Goal: Write the material out again exactly.

------ Records for processing ------

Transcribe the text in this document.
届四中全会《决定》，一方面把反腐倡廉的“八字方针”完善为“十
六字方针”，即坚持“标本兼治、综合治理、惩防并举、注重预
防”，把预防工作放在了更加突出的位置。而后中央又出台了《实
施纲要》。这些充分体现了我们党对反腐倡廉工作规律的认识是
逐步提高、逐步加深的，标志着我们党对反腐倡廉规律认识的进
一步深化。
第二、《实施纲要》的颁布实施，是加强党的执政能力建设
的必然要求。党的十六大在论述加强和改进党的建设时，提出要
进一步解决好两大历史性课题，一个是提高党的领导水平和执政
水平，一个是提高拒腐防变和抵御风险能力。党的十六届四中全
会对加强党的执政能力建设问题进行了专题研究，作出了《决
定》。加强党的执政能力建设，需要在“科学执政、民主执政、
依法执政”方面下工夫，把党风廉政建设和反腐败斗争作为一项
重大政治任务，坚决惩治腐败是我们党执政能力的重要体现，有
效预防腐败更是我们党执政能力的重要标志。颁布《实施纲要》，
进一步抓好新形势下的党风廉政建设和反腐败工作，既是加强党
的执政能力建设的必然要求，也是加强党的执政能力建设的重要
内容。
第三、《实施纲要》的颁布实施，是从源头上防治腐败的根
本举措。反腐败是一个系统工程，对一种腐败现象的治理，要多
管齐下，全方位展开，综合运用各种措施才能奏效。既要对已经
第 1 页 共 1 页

------

Answer to this task:
Transcribe the text in this document.
届四中全会《决定》，一方面把反腐倡廉的“八字方针”完善为“十
六字方针”，即坚持“标本兼治、综合治理、惩防并举、注重预
防”，把预防工作放在了更加突出的位置。而后中央又出台了《实
施纲要》。这些充分体现了我们党对反腐倡廉工作规律的认识是
逐步提高、逐步加深的，标志着我们党对反腐倡廉规律认识的进
一步深化。
第二、《实施纲要》的颁布实施，是加强党的执政能力建设
的必然要求。党的十六大在论述加强和改进党的建设时，提出要
进一步解决好两大历史性课题，一个是提高党的领导水平和执政
水平，一个是提高拒腐防变和抵御风险能力。党的十六届四中全
会对加强党的执政能力建设问题进行了专题研究，作出了《决
定》。加强党的执政能力建设，需要在“科学执政、民主执政、
依法执政”方面下工夫，把党风廉政建设和反腐败斗争作为一项
重大政治任务，坚决惩治腐败是我们党执政能力的重要体现，有
效预防腐败更是我们党执政能力的重要标志。颁布《实施纲要》，
进一步抓好新形势下的党风廉政建设和反腐败工作，既是加强党
的执政能力建设的必然要求，也是加强党的执政能力建设的重要
内容。
第三、《实施纲要》的颁布实施，是从源头上防治腐败的根
本举措。反腐败是一个系统工程，对一种腐败现象的治理，要多
管齐下，全方位展开，综合运用各种措施才能奏效。既要对已经
第 1 页 共 1 页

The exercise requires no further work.